[Data for processing]
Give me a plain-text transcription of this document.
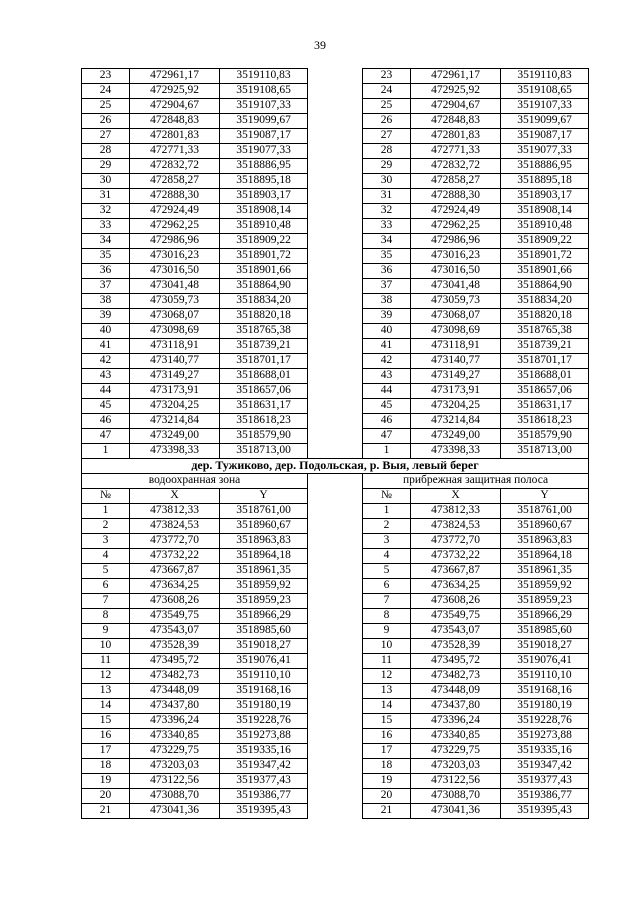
39
23	472961,17	3519110,83		23	472961,17	3519110,83
24	472925,92	3519108,65		24	472925,92	3519108,65
25	472904,67	3519107,33		25	472904,67	3519107,33
26	472848,83	3519099,67		26	472848,83	3519099,67
27	472801,83	3519087,17		27	472801,83	3519087,17
28	472771,33	3519077,33		28	472771,33	3519077,33
29	472832,72	3518886,95		29	472832,72	3518886,95
30	472858,27	3518895,18		30	472858,27	3518895,18
31	472888,30	3518903,17		31	472888,30	3518903,17
32	472924,49	3518908,14		32	472924,49	3518908,14
33	472962,25	3518910,48		33	472962,25	3518910,48
34	472986,96	3518909,22		34	472986,96	3518909,22
35	473016,23	3518901,72		35	473016,23	3518901,72
36	473016,50	3518901,66		36	473016,50	3518901,66
37	473041,48	3518864,90		37	473041,48	3518864,90
38	473059,73	3518834,20		38	473059,73	3518834,20
39	473068,07	3518820,18		39	473068,07	3518820,18
40	473098,69	3518765,38		40	473098,69	3518765,38
41	473118,91	3518739,21		41	473118,91	3518739,21
42	473140,77	3518701,17		42	473140,77	3518701,17
43	473149,27	3518688,01		43	473149,27	3518688,01
44	473173,91	3518657,06		44	473173,91	3518657,06
45	473204,25	3518631,17		45	473204,25	3518631,17
46	473214,84	3518618,23		46	473214,84	3518618,23
47	473249,00	3518579,90		47	473249,00	3518579,90
1	473398,33	3518713,00		1	473398,33	3518713,00
дер. Тужиково, дер. Подольская, р. Выя, левый берег						
водоохранная зона				прибрежная защитная полоса		
№	X	Y		№	X	Y
1	473812,33	3518761,00		1	473812,33	3518761,00
2	473824,53	3518960,67		2	473824,53	3518960,67
3	473772,70	3518963,83		3	473772,70	3518963,83
4	473732,22	3518964,18		4	473732,22	3518964,18
5	473667,87	3518961,35		5	473667,87	3518961,35
6	473634,25	3518959,92		6	473634,25	3518959,92
7	473608,26	3518959,23		7	473608,26	3518959,23
8	473549,75	3518966,29		8	473549,75	3518966,29
9	473543,07	3518985,60		9	473543,07	3518985,60
10	473528,39	3519018,27		10	473528,39	3519018,27
11	473495,72	3519076,41		11	473495,72	3519076,41
12	473482,73	3519110,10		12	473482,73	3519110,10
13	473448,09	3519168,16		13	473448,09	3519168,16
14	473437,80	3519180,19		14	473437,80	3519180,19
15	473396,24	3519228,76		15	473396,24	3519228,76
16	473340,85	3519273,88		16	473340,85	3519273,88
17	473229,75	3519335,16		17	473229,75	3519335,16
18	473203,03	3519347,42		18	473203,03	3519347,42
19	473122,56	3519377,43		19	473122,56	3519377,43
20	473088,70	3519386,77		20	473088,70	3519386,77
21	473041,36	3519395,43		21	473041,36	3519395,43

[Goal of the exercise]
Repeat the data exactly in full, omitting its pictures.

[The result]
Give me a plain-text transcription of this document.
39
23	472961,17	3519110,83		23	472961,17	3519110,83
24	472925,92	3519108,65		24	472925,92	3519108,65
25	472904,67	3519107,33		25	472904,67	3519107,33
26	472848,83	3519099,67		26	472848,83	3519099,67
27	472801,83	3519087,17		27	472801,83	3519087,17
28	472771,33	3519077,33		28	472771,33	3519077,33
29	472832,72	3518886,95		29	472832,72	3518886,95
30	472858,27	3518895,18		30	472858,27	3518895,18
31	472888,30	3518903,17		31	472888,30	3518903,17
32	472924,49	3518908,14		32	472924,49	3518908,14
33	472962,25	3518910,48		33	472962,25	3518910,48
34	472986,96	3518909,22		34	472986,96	3518909,22
35	473016,23	3518901,72		35	473016,23	3518901,72
36	473016,50	3518901,66		36	473016,50	3518901,66
37	473041,48	3518864,90		37	473041,48	3518864,90
38	473059,73	3518834,20		38	473059,73	3518834,20
39	473068,07	3518820,18		39	473068,07	3518820,18
40	473098,69	3518765,38		40	473098,69	3518765,38
41	473118,91	3518739,21		41	473118,91	3518739,21
42	473140,77	3518701,17		42	473140,77	3518701,17
43	473149,27	3518688,01		43	473149,27	3518688,01
44	473173,91	3518657,06		44	473173,91	3518657,06
45	473204,25	3518631,17		45	473204,25	3518631,17
46	473214,84	3518618,23		46	473214,84	3518618,23
47	473249,00	3518579,90		47	473249,00	3518579,90
1	473398,33	3518713,00		1	473398,33	3518713,00
дер. Тужиково, дер. Подольская, р. Выя, левый берег						
водоохранная зона				прибрежная защитная полоса		
№	X	Y		№	X	Y
1	473812,33	3518761,00		1	473812,33	3518761,00
2	473824,53	3518960,67		2	473824,53	3518960,67
3	473772,70	3518963,83		3	473772,70	3518963,83
4	473732,22	3518964,18		4	473732,22	3518964,18
5	473667,87	3518961,35		5	473667,87	3518961,35
6	473634,25	3518959,92		6	473634,25	3518959,92
7	473608,26	3518959,23		7	473608,26	3518959,23
8	473549,75	3518966,29		8	473549,75	3518966,29
9	473543,07	3518985,60		9	473543,07	3518985,60
10	473528,39	3519018,27		10	473528,39	3519018,27
11	473495,72	3519076,41		11	473495,72	3519076,41
12	473482,73	3519110,10		12	473482,73	3519110,10
13	473448,09	3519168,16		13	473448,09	3519168,16
14	473437,80	3519180,19		14	473437,80	3519180,19
15	473396,24	3519228,76		15	473396,24	3519228,76
16	473340,85	3519273,88		16	473340,85	3519273,88
17	473229,75	3519335,16		17	473229,75	3519335,16
18	473203,03	3519347,42		18	473203,03	3519347,42
19	473122,56	3519377,43		19	473122,56	3519377,43
20	473088,70	3519386,77		20	473088,70	3519386,77
21	473041,36	3519395,43		21	473041,36	3519395,43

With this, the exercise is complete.